Trecho da página —
○ ○ ○ ○ ○ ○ ○

Esta relação entre características cívicas e desenvolvimento podem contribuir para o processo de desenvolvimento no sentido mais amplo, quer seja através da comunicação, coordenação, troca, ajuda mútua, cooperação para a construção de bens e serviços que beneficiem amplas parcelas da população. Tais abordagens dá margens a novos ângulos de compreensão em relação às interpretações pretéritas sobre o desenvolvimento que recaíam em explicações macroanalíticas dos dilemas nacionais, “centro e periferia”, “desenvolvimento ou subdesenvolvimento” (Cardoso & Faletto, 1970; Furtado, 1961), cujas possibilidades de desenvolvimento estariam ligadas a questões estruturais, somente.
O presente artigo, portanto, propõe-se a analisar o impacto que o capital social tem sobre o desenvolvimento local e os níveis de capital social em três cidades da região metropolitana de Porto Alegre: São Leopoldo, Novo Hamburgo e Estância Velha. A hipótese central do trabalho sugere que o capital social nestas cidades impulsiona o desenvolvimento local. A confiança, a solidariedade e a participação serão indicadores de capital social, variável independente em relação ao desenvolvimento; cujos indicadores serão a idade, a renda, a escolaridade, o acesso a bens e serviços, entre outros.
As três cidades estudadas se situam numa área rica da região metropolitana da capital do Estado do Rio Grande do Sul, Porto Alegre, Brasil. Elas são importantes por representarem um tipo de formação econômica. Estas cidades fazem parte do Corede do Vale do Rio dos Sinos (Conselho Regional de Desenvolvimento do Vale do Rio dos Sinos) e, no passado, faziam parte da mesma cidade (São Leopoldo), conhecida por ser o “berço da imigração alemã” no Estado. Embora originárias da mesma matriz de imigração alemã, apresentam diferenças em várias dimensões históricas como no seu timing de emancipação política institucional, no número de habitantes e nas dotações orçamentárias.

○ ○ ○ ○ ○ ○ ○

Registros brutos —

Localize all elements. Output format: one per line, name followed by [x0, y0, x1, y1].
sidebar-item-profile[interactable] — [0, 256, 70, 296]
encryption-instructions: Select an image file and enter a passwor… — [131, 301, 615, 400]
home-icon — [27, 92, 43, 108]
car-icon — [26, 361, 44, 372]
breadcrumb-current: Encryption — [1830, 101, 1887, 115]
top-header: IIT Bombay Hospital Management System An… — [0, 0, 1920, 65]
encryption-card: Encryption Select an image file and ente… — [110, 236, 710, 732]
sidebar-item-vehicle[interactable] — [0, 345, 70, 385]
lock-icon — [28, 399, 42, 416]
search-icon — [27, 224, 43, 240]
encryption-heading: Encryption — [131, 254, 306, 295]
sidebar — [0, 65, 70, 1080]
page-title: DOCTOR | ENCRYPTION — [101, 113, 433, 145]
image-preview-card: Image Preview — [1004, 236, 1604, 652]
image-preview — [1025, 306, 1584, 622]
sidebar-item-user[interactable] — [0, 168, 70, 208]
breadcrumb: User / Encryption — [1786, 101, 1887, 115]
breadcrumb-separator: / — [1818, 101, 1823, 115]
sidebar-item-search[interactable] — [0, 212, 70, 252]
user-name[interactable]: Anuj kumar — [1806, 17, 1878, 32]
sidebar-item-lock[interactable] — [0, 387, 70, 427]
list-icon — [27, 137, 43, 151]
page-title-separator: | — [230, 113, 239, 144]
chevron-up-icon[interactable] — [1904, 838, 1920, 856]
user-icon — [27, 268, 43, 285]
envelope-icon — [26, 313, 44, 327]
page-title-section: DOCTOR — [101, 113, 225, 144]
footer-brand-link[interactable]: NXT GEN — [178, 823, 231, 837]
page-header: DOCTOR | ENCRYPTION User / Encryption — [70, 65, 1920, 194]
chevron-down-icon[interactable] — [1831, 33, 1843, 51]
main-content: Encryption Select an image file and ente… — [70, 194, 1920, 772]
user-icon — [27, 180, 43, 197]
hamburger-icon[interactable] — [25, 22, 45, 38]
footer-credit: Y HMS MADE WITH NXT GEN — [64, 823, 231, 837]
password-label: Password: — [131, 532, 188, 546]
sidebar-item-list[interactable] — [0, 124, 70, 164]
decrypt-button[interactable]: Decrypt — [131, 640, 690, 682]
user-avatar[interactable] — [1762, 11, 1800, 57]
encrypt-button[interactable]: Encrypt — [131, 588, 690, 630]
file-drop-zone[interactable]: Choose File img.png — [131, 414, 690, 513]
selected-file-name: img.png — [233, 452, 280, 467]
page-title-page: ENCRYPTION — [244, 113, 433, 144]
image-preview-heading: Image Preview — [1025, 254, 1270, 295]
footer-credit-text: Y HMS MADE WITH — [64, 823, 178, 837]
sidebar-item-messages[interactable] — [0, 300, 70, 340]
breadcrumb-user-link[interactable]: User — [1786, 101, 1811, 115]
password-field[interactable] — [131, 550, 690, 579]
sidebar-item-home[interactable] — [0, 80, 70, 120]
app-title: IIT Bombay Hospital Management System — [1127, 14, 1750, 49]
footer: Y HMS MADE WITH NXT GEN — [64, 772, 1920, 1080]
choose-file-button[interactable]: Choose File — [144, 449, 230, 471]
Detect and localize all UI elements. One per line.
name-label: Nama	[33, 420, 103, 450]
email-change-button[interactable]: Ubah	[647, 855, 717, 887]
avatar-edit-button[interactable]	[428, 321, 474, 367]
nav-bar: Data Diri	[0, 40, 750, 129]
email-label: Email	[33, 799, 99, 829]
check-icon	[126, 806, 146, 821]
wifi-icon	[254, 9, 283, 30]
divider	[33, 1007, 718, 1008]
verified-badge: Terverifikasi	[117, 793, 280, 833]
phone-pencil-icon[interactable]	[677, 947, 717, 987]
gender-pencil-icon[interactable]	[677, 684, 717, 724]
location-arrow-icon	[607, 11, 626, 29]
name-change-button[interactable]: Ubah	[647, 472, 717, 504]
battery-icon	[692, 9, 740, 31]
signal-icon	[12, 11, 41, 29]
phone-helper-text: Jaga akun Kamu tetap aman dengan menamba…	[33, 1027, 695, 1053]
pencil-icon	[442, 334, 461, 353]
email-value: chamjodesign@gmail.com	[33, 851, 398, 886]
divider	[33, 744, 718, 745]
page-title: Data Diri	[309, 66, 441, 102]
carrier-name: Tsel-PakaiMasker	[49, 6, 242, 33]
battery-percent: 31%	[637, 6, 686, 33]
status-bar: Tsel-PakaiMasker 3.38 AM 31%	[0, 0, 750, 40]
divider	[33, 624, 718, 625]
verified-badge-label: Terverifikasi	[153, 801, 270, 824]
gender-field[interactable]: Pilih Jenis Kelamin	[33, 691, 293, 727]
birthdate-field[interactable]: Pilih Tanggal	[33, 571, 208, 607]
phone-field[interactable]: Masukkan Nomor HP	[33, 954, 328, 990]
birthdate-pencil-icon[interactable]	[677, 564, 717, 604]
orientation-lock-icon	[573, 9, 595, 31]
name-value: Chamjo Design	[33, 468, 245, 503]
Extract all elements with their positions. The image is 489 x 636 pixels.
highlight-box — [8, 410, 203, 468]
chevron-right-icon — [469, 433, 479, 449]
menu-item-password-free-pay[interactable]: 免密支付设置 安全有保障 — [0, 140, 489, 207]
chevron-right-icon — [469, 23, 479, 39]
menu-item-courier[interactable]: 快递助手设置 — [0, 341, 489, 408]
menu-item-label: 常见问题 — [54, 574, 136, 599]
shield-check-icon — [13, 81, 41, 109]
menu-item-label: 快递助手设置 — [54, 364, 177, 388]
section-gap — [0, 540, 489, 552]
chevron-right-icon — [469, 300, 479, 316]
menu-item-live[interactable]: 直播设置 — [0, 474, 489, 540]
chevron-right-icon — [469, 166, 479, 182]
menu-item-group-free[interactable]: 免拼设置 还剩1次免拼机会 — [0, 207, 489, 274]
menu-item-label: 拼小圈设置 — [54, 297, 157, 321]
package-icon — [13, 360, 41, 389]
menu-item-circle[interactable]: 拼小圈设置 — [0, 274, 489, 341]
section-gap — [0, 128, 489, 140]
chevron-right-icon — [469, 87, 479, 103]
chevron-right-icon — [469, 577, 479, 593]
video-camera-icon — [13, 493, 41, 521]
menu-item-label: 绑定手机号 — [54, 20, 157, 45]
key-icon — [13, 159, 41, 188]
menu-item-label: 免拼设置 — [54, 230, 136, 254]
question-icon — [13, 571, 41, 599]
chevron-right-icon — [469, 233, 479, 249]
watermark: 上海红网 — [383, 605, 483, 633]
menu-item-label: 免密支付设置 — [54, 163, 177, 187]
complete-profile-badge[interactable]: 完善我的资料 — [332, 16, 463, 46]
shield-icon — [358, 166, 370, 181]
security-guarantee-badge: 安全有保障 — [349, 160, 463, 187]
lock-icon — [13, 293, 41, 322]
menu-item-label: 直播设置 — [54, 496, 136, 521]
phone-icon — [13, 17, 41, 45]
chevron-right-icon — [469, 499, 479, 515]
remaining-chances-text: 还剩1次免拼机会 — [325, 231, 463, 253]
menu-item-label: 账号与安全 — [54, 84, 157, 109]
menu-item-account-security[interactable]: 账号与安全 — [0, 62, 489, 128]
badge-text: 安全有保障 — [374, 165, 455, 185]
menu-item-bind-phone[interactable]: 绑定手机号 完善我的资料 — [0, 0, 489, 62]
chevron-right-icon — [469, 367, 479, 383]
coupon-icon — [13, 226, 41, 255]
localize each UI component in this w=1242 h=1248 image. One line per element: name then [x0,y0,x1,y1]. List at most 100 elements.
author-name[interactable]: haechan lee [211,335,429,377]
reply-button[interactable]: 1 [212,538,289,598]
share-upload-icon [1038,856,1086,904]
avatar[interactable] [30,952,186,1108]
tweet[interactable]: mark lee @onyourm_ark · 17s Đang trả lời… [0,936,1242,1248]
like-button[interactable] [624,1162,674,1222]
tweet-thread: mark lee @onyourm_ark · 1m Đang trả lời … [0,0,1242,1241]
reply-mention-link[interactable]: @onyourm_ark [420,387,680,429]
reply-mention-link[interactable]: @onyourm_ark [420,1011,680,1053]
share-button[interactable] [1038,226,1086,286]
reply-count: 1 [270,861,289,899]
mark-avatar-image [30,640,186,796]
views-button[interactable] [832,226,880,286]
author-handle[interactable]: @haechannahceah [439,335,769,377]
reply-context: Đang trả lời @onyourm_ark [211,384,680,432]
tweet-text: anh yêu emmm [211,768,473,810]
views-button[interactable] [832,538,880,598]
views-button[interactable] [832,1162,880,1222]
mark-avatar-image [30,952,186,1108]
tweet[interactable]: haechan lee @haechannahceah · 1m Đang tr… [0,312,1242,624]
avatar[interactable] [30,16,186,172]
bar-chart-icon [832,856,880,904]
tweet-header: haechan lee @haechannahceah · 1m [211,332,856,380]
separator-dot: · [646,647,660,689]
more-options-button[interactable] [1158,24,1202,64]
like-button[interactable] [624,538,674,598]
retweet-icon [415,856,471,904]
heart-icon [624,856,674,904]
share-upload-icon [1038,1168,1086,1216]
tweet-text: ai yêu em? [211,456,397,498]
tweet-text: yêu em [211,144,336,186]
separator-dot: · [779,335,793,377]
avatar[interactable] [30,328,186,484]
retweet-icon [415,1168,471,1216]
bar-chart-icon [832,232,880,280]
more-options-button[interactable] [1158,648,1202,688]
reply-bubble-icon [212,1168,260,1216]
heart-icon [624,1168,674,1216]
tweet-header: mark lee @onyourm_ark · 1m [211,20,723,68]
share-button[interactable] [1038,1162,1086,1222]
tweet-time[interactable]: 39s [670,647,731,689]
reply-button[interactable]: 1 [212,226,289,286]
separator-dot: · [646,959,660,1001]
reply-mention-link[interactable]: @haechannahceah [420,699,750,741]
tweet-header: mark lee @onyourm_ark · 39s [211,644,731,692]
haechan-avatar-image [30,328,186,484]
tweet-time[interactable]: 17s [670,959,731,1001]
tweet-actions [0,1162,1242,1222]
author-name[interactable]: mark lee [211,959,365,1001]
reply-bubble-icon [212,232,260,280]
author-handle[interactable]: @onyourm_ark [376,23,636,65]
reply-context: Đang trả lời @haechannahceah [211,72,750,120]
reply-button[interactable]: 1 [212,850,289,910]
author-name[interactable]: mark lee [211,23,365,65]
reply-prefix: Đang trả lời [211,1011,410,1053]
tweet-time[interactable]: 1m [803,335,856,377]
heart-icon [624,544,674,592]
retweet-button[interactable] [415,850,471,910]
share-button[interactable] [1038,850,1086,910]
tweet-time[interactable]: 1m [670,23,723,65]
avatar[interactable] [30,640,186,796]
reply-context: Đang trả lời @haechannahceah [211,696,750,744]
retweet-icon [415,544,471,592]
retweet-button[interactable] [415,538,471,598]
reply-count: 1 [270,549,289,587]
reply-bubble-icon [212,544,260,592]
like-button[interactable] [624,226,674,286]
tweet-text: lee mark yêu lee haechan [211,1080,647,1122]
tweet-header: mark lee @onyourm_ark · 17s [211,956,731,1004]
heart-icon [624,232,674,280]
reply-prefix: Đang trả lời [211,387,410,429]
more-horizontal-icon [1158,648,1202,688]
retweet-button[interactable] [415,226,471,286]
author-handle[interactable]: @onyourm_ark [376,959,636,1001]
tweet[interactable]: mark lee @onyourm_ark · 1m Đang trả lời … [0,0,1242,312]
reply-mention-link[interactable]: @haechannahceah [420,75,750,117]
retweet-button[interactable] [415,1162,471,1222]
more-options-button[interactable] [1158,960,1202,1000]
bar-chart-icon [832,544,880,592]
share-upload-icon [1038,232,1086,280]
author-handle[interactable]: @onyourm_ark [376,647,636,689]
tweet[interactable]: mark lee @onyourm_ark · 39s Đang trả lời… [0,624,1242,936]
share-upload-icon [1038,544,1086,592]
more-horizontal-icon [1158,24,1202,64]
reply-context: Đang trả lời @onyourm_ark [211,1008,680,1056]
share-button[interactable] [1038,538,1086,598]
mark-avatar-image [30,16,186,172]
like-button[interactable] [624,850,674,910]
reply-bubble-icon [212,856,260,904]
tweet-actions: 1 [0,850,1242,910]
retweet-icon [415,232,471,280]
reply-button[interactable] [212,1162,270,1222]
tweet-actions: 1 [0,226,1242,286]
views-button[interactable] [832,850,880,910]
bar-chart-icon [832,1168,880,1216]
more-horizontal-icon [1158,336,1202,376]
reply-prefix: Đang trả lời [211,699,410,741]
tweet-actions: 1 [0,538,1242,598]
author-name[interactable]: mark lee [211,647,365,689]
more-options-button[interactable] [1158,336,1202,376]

○ ○ ○ ○ ○ ○ ○

Exercícios —
1) No trecho da página, reescreva a parte que começa nas palavras que contêm "Esta relação entre" e termina em "questões estruturais, somente.", trocando "ajuda mútua" por "apoio recíproco".
2) De acordo com o trecho da página, quais são as três cidades da região metropolitana de Porto Alegre analisadas no artigo?
3) Dê continuidade ao texto sobre capital social e desenvolvimento local a partir da última frase apresentada.

Respostas finais —
1)
Esta relação entre características cívicas e desenvolvimento podem contribuir para o processo de desenvolvimento no sentido mais amplo, quer seja através da comunicação, coordenação, troca, apoio recíproco, cooperação para a construção de bens e serviços que beneficiem amplas parcelas da população. Tais abordagens dá margens a novos ângulos de compreensão em relação às interpretações pretéritas sobre o desenvolvimento que recaíam em explicações macroanalíticas dos dilemas nacionais, “centro e periferia”, “desenvolvimento ou subdesenvolvimento” (Cardoso & Faletto, 1970; Furtado, 1961), cujas possibilidades de desenvolvimento estariam ligadas a questões estruturais, somente.

2) São Leopoldo, Novo Hamburgo e Estância Velha.

3)
São cidades de tamanho populacional diferenciado: as estimativas do número de habitantes para 2017, de acordo com o IBGE para São Leopoldo é de 230.914; para Novo Hamburgo 249.508 e para Estância Velha 47.287 habitantes (IBGE, 2017). Os Índices de Desenvolvimento Humano Municipal (IDHM) e Índices de Desenvolvimento Socioeconômico (IDESE), são respectivamente 0,739 e 0,765 em São Leopoldo, 0,747 e 0,748 em Novo Hamburgo e 0,757 e 0,741 em Estância Velha, são muito semelhantes, de acordo com os últimos dados do PNUD e da FEE (2010).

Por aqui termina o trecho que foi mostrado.